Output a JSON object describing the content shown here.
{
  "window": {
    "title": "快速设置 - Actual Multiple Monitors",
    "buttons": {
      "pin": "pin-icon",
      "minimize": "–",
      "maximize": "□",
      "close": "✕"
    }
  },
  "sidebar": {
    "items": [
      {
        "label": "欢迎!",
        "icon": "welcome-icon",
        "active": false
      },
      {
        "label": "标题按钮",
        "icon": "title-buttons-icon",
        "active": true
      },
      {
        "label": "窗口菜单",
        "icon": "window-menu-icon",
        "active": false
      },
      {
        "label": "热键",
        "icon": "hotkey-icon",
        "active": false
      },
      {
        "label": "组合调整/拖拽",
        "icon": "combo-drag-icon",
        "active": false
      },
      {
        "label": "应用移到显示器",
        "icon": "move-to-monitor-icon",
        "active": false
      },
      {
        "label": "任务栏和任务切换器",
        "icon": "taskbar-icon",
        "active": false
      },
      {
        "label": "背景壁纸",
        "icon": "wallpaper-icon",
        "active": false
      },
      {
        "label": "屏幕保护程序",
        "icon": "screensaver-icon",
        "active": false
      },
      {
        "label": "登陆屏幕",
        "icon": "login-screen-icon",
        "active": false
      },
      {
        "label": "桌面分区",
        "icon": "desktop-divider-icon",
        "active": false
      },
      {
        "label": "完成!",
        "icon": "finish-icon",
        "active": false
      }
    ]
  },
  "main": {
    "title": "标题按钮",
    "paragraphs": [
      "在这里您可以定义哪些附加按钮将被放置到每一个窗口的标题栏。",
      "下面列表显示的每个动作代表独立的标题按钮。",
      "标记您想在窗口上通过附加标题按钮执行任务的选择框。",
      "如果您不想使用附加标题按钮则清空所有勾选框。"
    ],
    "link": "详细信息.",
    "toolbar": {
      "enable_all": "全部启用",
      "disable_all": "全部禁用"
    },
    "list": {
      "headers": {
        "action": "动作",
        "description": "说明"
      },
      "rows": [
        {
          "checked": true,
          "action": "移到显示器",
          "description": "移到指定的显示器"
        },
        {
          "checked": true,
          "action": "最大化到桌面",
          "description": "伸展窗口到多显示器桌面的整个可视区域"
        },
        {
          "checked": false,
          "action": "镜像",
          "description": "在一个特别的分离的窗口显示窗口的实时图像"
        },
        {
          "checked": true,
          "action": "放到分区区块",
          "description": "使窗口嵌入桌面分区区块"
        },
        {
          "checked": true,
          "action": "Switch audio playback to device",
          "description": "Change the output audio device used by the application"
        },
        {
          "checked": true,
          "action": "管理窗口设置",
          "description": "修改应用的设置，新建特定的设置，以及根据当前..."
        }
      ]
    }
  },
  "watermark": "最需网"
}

Requirement:
Write out every entry verbatim.

Solution:
Output a JSON object describing the content shown here.
{
  "window": {
    "title": "快速设置 - Actual Multiple Monitors",
    "buttons": {
      "pin": "pin-icon",
      "minimize": "–",
      "maximize": "□",
      "close": "✕"
    }
  },
  "sidebar": {
    "items": [
      {
        "label": "欢迎!",
        "icon": "welcome-icon",
        "active": false
      },
      {
        "label": "标题按钮",
        "icon": "title-buttons-icon",
        "active": true
      },
      {
        "label": "窗口菜单",
        "icon": "window-menu-icon",
        "active": false
      },
      {
        "label": "热键",
        "icon": "hotkey-icon",
        "active": false
      },
      {
        "label": "组合调整/拖拽",
        "icon": "combo-drag-icon",
        "active": false
      },
      {
        "label": "应用移到显示器",
        "icon": "move-to-monitor-icon",
        "active": false
      },
      {
        "label": "任务栏和任务切换器",
        "icon": "taskbar-icon",
        "active": false
      },
      {
        "label": "背景壁纸",
        "icon": "wallpaper-icon",
        "active": false
      },
      {
        "label": "屏幕保护程序",
        "icon": "screensaver-icon",
        "active": false
      },
      {
        "label": "登陆屏幕",
        "icon": "login-screen-icon",
        "active": false
      },
      {
        "label": "桌面分区",
        "icon": "desktop-divider-icon",
        "active": false
      },
      {
        "label": "完成!",
        "icon": "finish-icon",
        "active": false
      }
    ]
  },
  "main": {
    "title": "标题按钮",
    "paragraphs": [
      "在这里您可以定义哪些附加按钮将被放置到每一个窗口的标题栏。",
      "下面列表显示的每个动作代表独立的标题按钮。",
      "标记您想在窗口上通过附加标题按钮执行任务的选择框。",
      "如果您不想使用附加标题按钮则清空所有勾选框。"
    ],
    "link": "详细信息.",
    "toolbar": {
      "enable_all": "全部启用",
      "disable_all": "全部禁用"
    },
    "list": {
      "headers": {
        "action": "动作",
        "description": "说明"
      },
      "rows": [
        {
          "checked": true,
          "action": "移到显示器",
          "description": "移到指定的显示器"
        },
        {
          "checked": true,
          "action": "最大化到桌面",
          "description": "伸展窗口到多显示器桌面的整个可视区域"
        },
        {
          "checked": false,
          "action": "镜像",
          "description": "在一个特别的分离的窗口显示窗口的实时图像"
        },
        {
          "checked": true,
          "action": "放到分区区块",
          "description": "使窗口嵌入桌面分区区块"
        },
        {
          "checked": true,
          "action": "Switch audio playback to device",
          "description": "Change the output audio device used by the application"
        },
        {
          "checked": true,
          "action": "管理窗口设置",
          "description": "修改应用的设置，新建特定的设置，以及根据当前..."
        }
      ]
    }
  },
  "watermark": "最需网"
}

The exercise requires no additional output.